## Data entries
==============================

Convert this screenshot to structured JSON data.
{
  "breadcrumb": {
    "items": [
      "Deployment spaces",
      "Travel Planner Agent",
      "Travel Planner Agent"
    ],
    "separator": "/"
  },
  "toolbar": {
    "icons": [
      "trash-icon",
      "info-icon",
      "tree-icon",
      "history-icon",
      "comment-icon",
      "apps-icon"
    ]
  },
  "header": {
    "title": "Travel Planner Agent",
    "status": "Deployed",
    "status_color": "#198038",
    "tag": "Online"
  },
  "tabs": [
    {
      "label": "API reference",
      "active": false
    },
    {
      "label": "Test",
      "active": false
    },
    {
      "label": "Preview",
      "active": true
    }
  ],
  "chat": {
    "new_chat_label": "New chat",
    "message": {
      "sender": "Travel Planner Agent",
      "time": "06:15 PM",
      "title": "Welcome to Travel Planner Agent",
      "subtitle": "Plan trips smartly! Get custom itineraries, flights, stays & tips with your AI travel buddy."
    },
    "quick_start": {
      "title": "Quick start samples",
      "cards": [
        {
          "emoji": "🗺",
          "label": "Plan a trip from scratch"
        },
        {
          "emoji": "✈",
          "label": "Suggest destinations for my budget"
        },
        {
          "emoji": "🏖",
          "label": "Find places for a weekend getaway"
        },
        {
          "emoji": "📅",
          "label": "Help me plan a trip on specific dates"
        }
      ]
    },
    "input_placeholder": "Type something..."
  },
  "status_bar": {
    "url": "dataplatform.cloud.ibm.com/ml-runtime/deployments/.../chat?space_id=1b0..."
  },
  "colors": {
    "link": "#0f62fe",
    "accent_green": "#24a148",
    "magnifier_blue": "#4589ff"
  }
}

==============================

## WHAT IS REQUIRED
Here, the records must be output exactly and in full.

## FINISHED ANSWER
Convert this screenshot to structured JSON data.
{
  "breadcrumb": {
    "items": [
      "Deployment spaces",
      "Travel Planner Agent",
      "Travel Planner Agent"
    ],
    "separator": "/"
  },
  "toolbar": {
    "icons": [
      "trash-icon",
      "info-icon",
      "tree-icon",
      "history-icon",
      "comment-icon",
      "apps-icon"
    ]
  },
  "header": {
    "title": "Travel Planner Agent",
    "status": "Deployed",
    "status_color": "#198038",
    "tag": "Online"
  },
  "tabs": [
    {
      "label": "API reference",
      "active": false
    },
    {
      "label": "Test",
      "active": false
    },
    {
      "label": "Preview",
      "active": true
    }
  ],
  "chat": {
    "new_chat_label": "New chat",
    "message": {
      "sender": "Travel Planner Agent",
      "time": "06:15 PM",
      "title": "Welcome to Travel Planner Agent",
      "subtitle": "Plan trips smartly! Get custom itineraries, flights, stays & tips with your AI travel buddy."
    },
    "quick_start": {
      "title": "Quick start samples",
      "cards": [
        {
          "emoji": "🗺",
          "label": "Plan a trip from scratch"
        },
        {
          "emoji": "✈",
          "label": "Suggest destinations for my budget"
        },
        {
          "emoji": "🏖",
          "label": "Find places for a weekend getaway"
        },
        {
          "emoji": "📅",
          "label": "Help me plan a trip on specific dates"
        }
      ]
    },
    "input_placeholder": "Type something..."
  },
  "status_bar": {
    "url": "dataplatform.cloud.ibm.com/ml-runtime/deployments/.../chat?space_id=1b0..."
  },
  "colors": {
    "link": "#0f62fe",
    "accent_green": "#24a148",
    "magnifier_blue": "#4589ff"
  }
}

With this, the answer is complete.